**Task statement**
How many of the lines below include "daily"? Give the number and no other words.

-----

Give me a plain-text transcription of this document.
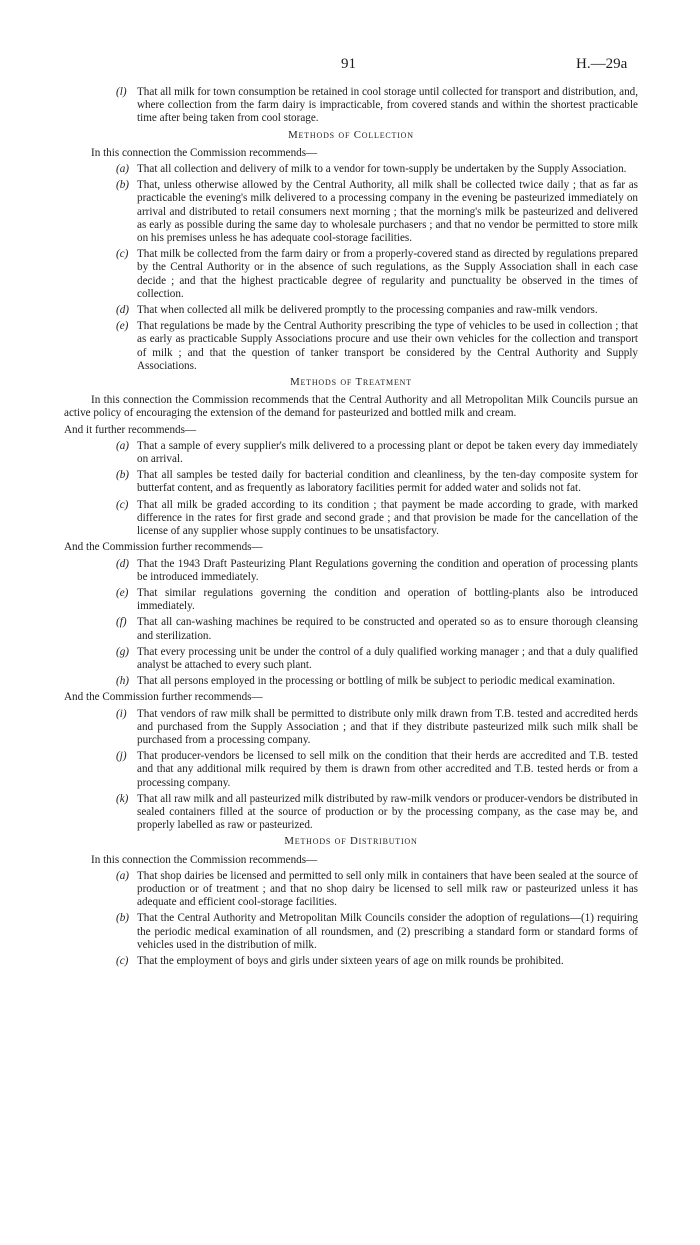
91	H.—29a
(l) That all milk for town consumption be retained in cool storage until collected for transport and distribution, and, where collection from the farm dairy is impracticable, from covered stands and within the shortest practicable time after being taken from cool storage.
Methods of Collection
In this connection the Commission recommends—
(a) That all collection and delivery of milk to a vendor for town-supply be undertaken by the Supply Association.
(b) That, unless otherwise allowed by the Central Authority, all milk shall be collected twice daily ; that as far as practicable the evening's milk delivered to a processing company in the evening be pasteurized immediately on arrival and distributed to retail consumers next morning ; that the morning's milk be pasteurized and delivered as early as possible during the same day to wholesale purchasers ; and that no vendor be permitted to store milk on his premises unless he has adequate cool-storage facilities.
(c) That milk be collected from the farm dairy or from a properly-covered stand as directed by regulations prepared by the Central Authority or in the absence of such regulations, as the Supply Association shall in each case decide ; and that the highest practicable degree of regularity and punctuality be observed in the times of collection.
(d) That when collected all milk be delivered promptly to the processing companies and raw-milk vendors.
(e) That regulations be made by the Central Authority prescribing the type of vehicles to be used in collection ; that as early as practicable Supply Associations procure and use their own vehicles for the collection and transport of milk ; and that the question of tanker transport be considered by the Central Authority and Supply Associations.
Methods of Treatment
In this connection the Commission recommends that the Central Authority and all Metropolitan Milk Councils pursue an active policy of encouraging the extension of the demand for pasteurized and bottled milk and cream.
And it further recommends—
(a) That a sample of every supplier's milk delivered to a processing plant or depot be taken every day immediately on arrival.
(b) That all samples be tested daily for bacterial condition and cleanliness, by the ten-day composite system for butterfat content, and as frequently as laboratory facilities permit for added water and solids not fat.
(c) That all milk be graded according to its condition ; that payment be made according to grade, with marked difference in the rates for first grade and second grade ; and that provision be made for the cancellation of the license of any supplier whose supply continues to be unsatisfactory.
And the Commission further recommends—
(d) That the 1943 Draft Pasteurizing Plant Regulations governing the condition and operation of processing plants be introduced immediately.
(e) That similar regulations governing the condition and operation of bottling-plants also be introduced immediately.
(f) That all can-washing machines be required to be constructed and operated so as to ensure thorough cleansing and sterilization.
(g) That every processing unit be under the control of a duly qualified working manager ; and that a duly qualified analyst be attached to every such plant.
(h) That all persons employed in the processing or bottling of milk be subject to periodic medical examination.
And the Commission further recommends—
(i) That vendors of raw milk shall be permitted to distribute only milk drawn from T.B. tested and accredited herds and purchased from the Supply Association ; and that if they distribute pasteurized milk such milk shall be purchased from a processing company.
(j) That producer-vendors be licensed to sell milk on the condition that their herds are accredited and T.B. tested and that any additional milk required by them is drawn from other accredited and T.B. tested herds or from a processing company.
(k) That all raw milk and all pasteurized milk distributed by raw-milk vendors or producer-vendors be distributed in sealed containers filled at the source of production or by the processing company, as the case may be, and properly labelled as raw or pasteurized.
Methods of Distribution
In this connection the Commission recommends—
(a) That shop dairies be licensed and permitted to sell only milk in containers that have been sealed at the source of production or of treatment ; and that no shop dairy be licensed to sell milk raw or pasteurized unless it has adequate and efficient cool-storage facilities.
(b) That the Central Authority and Metropolitan Milk Councils consider the adoption of regulations—(1) requiring the periodic medical examination of all roundsmen, and (2) prescribing a standard form or standard forms of vehicles used in the distribution of milk.
(c) That the employment of boys and girls under sixteen years of age on milk rounds be prohibited.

-----

**Result for this exercise**
2